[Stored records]
--- BEGIN ---
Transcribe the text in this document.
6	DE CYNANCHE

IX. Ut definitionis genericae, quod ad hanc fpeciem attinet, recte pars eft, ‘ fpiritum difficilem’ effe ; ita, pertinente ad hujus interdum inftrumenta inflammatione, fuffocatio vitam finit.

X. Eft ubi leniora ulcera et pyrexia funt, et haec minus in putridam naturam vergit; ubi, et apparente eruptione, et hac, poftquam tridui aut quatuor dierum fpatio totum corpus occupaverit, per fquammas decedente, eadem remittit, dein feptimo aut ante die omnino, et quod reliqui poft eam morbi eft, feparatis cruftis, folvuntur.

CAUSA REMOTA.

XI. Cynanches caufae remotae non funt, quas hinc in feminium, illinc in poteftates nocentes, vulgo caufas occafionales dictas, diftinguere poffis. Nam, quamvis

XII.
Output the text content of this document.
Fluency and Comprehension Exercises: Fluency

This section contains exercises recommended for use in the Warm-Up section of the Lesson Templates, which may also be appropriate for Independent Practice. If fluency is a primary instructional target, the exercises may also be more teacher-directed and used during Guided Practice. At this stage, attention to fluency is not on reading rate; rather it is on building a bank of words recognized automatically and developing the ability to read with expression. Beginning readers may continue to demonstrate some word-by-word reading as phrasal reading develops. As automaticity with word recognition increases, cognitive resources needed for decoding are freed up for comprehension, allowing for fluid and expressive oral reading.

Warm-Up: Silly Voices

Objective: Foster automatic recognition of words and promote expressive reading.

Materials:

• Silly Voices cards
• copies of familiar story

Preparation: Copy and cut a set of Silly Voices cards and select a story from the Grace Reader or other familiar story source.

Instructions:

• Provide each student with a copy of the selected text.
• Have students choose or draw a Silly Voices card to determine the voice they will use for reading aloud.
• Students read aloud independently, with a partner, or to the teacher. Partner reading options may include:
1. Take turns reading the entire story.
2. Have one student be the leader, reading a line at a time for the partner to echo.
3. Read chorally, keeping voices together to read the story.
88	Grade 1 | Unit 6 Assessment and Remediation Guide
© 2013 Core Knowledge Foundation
--- END ---
■ **TASK DIRECTIONS**: Report how many lines in the records hold the word "Have", giving the number and nothing else.

■ **OUTPUT**: 2